* Task description *
Give every line of the material again, exactly as written.

* Source records *
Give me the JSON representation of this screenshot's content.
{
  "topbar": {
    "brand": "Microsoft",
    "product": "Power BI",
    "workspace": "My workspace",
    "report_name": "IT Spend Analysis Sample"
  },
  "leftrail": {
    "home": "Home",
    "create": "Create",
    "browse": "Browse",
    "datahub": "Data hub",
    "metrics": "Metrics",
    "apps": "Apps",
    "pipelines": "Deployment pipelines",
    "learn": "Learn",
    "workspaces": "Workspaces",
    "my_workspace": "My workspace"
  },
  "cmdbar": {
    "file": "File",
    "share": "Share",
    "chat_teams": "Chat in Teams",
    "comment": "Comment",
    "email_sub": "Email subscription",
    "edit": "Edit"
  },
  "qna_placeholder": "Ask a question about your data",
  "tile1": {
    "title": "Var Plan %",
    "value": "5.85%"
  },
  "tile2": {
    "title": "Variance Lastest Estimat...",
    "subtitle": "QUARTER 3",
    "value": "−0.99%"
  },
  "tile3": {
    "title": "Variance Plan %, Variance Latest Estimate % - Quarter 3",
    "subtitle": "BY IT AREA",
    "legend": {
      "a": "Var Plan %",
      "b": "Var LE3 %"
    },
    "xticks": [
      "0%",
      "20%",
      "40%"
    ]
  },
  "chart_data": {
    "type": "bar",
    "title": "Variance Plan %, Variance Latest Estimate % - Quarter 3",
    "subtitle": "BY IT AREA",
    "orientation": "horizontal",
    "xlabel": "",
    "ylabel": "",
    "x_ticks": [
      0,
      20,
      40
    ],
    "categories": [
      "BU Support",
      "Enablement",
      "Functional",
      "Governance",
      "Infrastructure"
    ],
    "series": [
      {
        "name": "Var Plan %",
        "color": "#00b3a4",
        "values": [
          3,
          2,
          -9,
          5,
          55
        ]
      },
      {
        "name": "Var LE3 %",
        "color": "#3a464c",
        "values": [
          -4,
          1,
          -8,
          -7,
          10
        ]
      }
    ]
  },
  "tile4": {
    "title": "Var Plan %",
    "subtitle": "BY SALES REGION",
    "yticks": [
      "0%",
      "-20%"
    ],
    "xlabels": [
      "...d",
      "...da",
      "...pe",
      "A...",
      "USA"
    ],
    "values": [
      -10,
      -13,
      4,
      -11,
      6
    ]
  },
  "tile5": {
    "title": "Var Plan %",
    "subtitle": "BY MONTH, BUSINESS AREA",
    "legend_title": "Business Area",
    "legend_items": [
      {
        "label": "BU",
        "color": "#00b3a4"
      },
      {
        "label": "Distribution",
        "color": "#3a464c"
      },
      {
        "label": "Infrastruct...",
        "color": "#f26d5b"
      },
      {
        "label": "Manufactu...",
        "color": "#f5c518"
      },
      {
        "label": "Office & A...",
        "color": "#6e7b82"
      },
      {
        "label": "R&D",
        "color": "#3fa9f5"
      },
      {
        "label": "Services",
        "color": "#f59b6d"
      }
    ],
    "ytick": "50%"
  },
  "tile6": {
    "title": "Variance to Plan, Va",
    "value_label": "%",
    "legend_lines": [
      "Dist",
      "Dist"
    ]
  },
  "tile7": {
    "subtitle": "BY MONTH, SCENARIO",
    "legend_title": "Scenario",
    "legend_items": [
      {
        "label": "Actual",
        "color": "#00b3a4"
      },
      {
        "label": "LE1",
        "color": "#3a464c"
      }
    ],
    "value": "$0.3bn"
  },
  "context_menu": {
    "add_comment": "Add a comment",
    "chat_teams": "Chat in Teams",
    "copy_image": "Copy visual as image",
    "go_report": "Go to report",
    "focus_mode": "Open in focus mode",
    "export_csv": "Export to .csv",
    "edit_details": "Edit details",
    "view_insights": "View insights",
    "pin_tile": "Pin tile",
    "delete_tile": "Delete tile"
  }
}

* Answer to this task *
Give me the JSON representation of this screenshot's content.
{
  "topbar": {
    "brand": "Microsoft",
    "product": "Power BI",
    "workspace": "My workspace",
    "report_name": "IT Spend Analysis Sample"
  },
  "leftrail": {
    "home": "Home",
    "create": "Create",
    "browse": "Browse",
    "datahub": "Data hub",
    "metrics": "Metrics",
    "apps": "Apps",
    "pipelines": "Deployment pipelines",
    "learn": "Learn",
    "workspaces": "Workspaces",
    "my_workspace": "My workspace"
  },
  "cmdbar": {
    "file": "File",
    "share": "Share",
    "chat_teams": "Chat in Teams",
    "comment": "Comment",
    "email_sub": "Email subscription",
    "edit": "Edit"
  },
  "qna_placeholder": "Ask a question about your data",
  "tile1": {
    "title": "Var Plan %",
    "value": "5.85%"
  },
  "tile2": {
    "title": "Variance Lastest Estimat...",
    "subtitle": "QUARTER 3",
    "value": "−0.99%"
  },
  "tile3": {
    "title": "Variance Plan %, Variance Latest Estimate % - Quarter 3",
    "subtitle": "BY IT AREA",
    "legend": {
      "a": "Var Plan %",
      "b": "Var LE3 %"
    },
    "xticks": [
      "0%",
      "20%",
      "40%"
    ]
  },
  "chart_data": {
    "type": "bar",
    "title": "Variance Plan %, Variance Latest Estimate % - Quarter 3",
    "subtitle": "BY IT AREA",
    "orientation": "horizontal",
    "xlabel": "",
    "ylabel": "",
    "x_ticks": [
      0,
      20,
      40
    ],
    "categories": [
      "BU Support",
      "Enablement",
      "Functional",
      "Governance",
      "Infrastructure"
    ],
    "series": [
      {
        "name": "Var Plan %",
        "color": "#00b3a4",
        "values": [
          3,
          2,
          -9,
          5,
          55
        ]
      },
      {
        "name": "Var LE3 %",
        "color": "#3a464c",
        "values": [
          -4,
          1,
          -8,
          -7,
          10
        ]
      }
    ]
  },
  "tile4": {
    "title": "Var Plan %",
    "subtitle": "BY SALES REGION",
    "yticks": [
      "0%",
      "-20%"
    ],
    "xlabels": [
      "...d",
      "...da",
      "...pe",
      "A...",
      "USA"
    ],
    "values": [
      -10,
      -13,
      4,
      -11,
      6
    ]
  },
  "tile5": {
    "title": "Var Plan %",
    "subtitle": "BY MONTH, BUSINESS AREA",
    "legend_title": "Business Area",
    "legend_items": [
      {
        "label": "BU",
        "color": "#00b3a4"
      },
      {
        "label": "Distribution",
        "color": "#3a464c"
      },
      {
        "label": "Infrastruct...",
        "color": "#f26d5b"
      },
      {
        "label": "Manufactu...",
        "color": "#f5c518"
      },
      {
        "label": "Office & A...",
        "color": "#6e7b82"
      },
      {
        "label": "R&D",
        "color": "#3fa9f5"
      },
      {
        "label": "Services",
        "color": "#f59b6d"
      }
    ],
    "ytick": "50%"
  },
  "tile6": {
    "title": "Variance to Plan, Va",
    "value_label": "%",
    "legend_lines": [
      "Dist",
      "Dist"
    ]
  },
  "tile7": {
    "subtitle": "BY MONTH, SCENARIO",
    "legend_title": "Scenario",
    "legend_items": [
      {
        "label": "Actual",
        "color": "#00b3a4"
      },
      {
        "label": "LE1",
        "color": "#3a464c"
      }
    ],
    "value": "$0.3bn"
  },
  "context_menu": {
    "add_comment": "Add a comment",
    "chat_teams": "Chat in Teams",
    "copy_image": "Copy visual as image",
    "go_report": "Go to report",
    "focus_mode": "Open in focus mode",
    "export_csv": "Export to .csv",
    "edit_details": "Edit details",
    "view_insights": "View insights",
    "pin_tile": "Pin tile",
    "delete_tile": "Delete tile"
  }
}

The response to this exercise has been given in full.